** start PROVIDED RECORDS **
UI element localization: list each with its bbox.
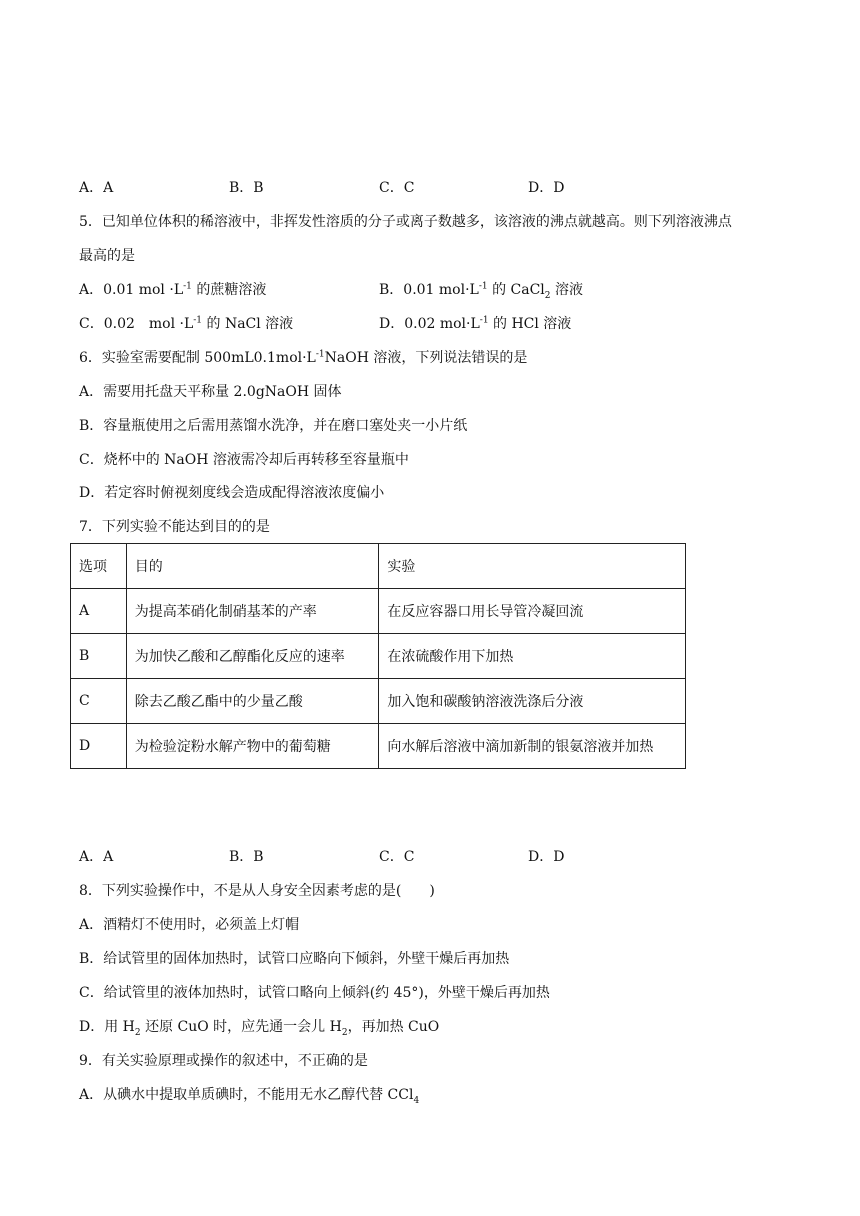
q4-option-c: C．C [379,180,415,196]
table-row [71,724,686,769]
q5-option-a: A．0.01 mol $\cdot L^{-1}$ 的蔗糖溶液 [79,281,267,298]
table-cell: 在反应容器口用长导管冷凝回流 [379,589,686,634]
table-row [71,679,686,724]
q7-option-d: D．D [528,849,565,865]
table-cell: 除去乙酸乙酯中的少量乙酸 [126,679,379,724]
table-cell: 加入饱和碳酸钠溶液洗涤后分液 [379,679,686,724]
q6-option-a: A．需要用托盘天平称量 2.0gNaOH 固体 [79,384,342,400]
q8-stem: 8．下列实验操作中，不是从人身安全因素考虑的是( ) [79,883,435,899]
table-cell: C [71,679,127,724]
q7-option-c: C．C [379,849,415,865]
q6-option-d: D．若定容时俯视刻度线会造成配得溶液浓度偏小 [79,485,385,501]
table-cell: 在浓硫酸作用下加热 [379,634,686,679]
q8-option-c: C．给试管里的液体加热时，试管口略向上倾斜(约 45°)，外壁干燥后再加热 [79,985,550,1001]
q5-option-d: D．0.02 $mol\cdot L^{-1}$ 的 HCl 溶液 [379,315,572,332]
q8-option-b: B．给试管里的固体加热时，试管口应略向下倾斜，外壁干燥后再加热 [79,951,510,967]
table-header-row [71,544,686,589]
q5-stem-line2: 最高的是 [79,248,135,264]
q6-stem: 6．实验室需要配制 $500mL0.1mol\cdot L^{-1}NaOH$ 溶液，下列说法错误的是 [79,349,528,366]
q7-option-b: B．B [229,849,264,865]
q5-stem-line1: 5．已知单位体积的稀溶液中，非挥发性溶质的分子或离子数越多，该溶液的沸点就越高。则下列溶液沸点 [79,214,732,230]
q9-option-a: A．从碘水中提取单质碘时，不能用无水乙醇代替 CCl$_4$ [79,1087,420,1106]
q7-option-a: A．A [79,849,114,865]
table-header-cell: 实验 [379,544,686,589]
q5-option-b: B．0.01 $mol\cdot L^{-1}$ 的 CaCl$_2$ 溶液 [379,281,583,301]
q5-option-c: C．0.02 mol $\cdot L^{-1}$ 的 NaCl 溶液 [79,315,294,332]
table-cell: A [71,589,127,634]
q4-option-b: B．B [229,180,264,196]
q7-stem: 7．下列实验不能达到目的的是 [79,519,270,535]
table-cell: B [71,634,127,679]
q8-option-d: D．用 $H_2$ 还原 CuO 时，应先通一会儿 $H_2$，再加热 CuO [79,1019,440,1038]
q6-option-c: C．烧杯中的 NaOH 溶液需冷却后再转移至容量瓶中 [79,452,409,468]
q4-option-a: A．A [79,180,114,196]
table-cell: 为检验淀粉水解产物中的葡萄糖 [126,724,379,769]
q4-option-d: D．D [528,180,565,196]
q7-table [70,543,686,769]
q8-option-a: A．酒精灯不使用时，必须盖上灯帽 [79,917,300,933]
table-cell: 向水解后溶液中滴加新制的银氨溶液并加热 [379,724,686,769]
q6-option-b: B．容量瓶使用之后需用蒸馏水洗净，并在磨口塞处夹一小片纸 [79,418,468,434]
table-cell: 为加快乙酸和乙醇酯化反应的速率 [126,634,379,679]
table-header-cell: 选项 [71,544,127,589]
q9-stem: 9．有关实验原理或操作的叙述中，不正确的是 [79,1053,368,1069]
table-header-cell: 目的 [126,544,379,589]
table-cell: 为提高苯硝化制硝基苯的产率 [126,589,379,634]
table-row [71,589,686,634]
table-row [71,634,686,679]
table-cell: D [71,724,127,769]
** end PROVIDED RECORDS **
THE PROBLEM
Can you print the lines of the listing above word for word, starting with the line that contains "q4-option-c: C．C [379,180,415,196]" and ending with the line that contains "q6-option-a: A．需要用托盘天平称量 2.0gNaOH", both included?

TASK OUTPUT
q4-option-c: C．C [379,180,415,196]
table-row [71,724,686,769]
q5-option-a: A．0.01 mol $\cdot L^{-1}$ 的蔗糖溶液 [79,281,267,298]
table-cell: 在反应容器口用长导管冷凝回流 [379,589,686,634]
table-row [71,679,686,724]
q7-option-d: D．D [528,849,565,865]
table-cell: 除去乙酸乙酯中的少量乙酸 [126,679,379,724]
table-cell: 加入饱和碳酸钠溶液洗涤后分液 [379,679,686,724]
q6-option-a: A．需要用托盘天平称量 2.0gNaOH 固体 [79,384,342,400]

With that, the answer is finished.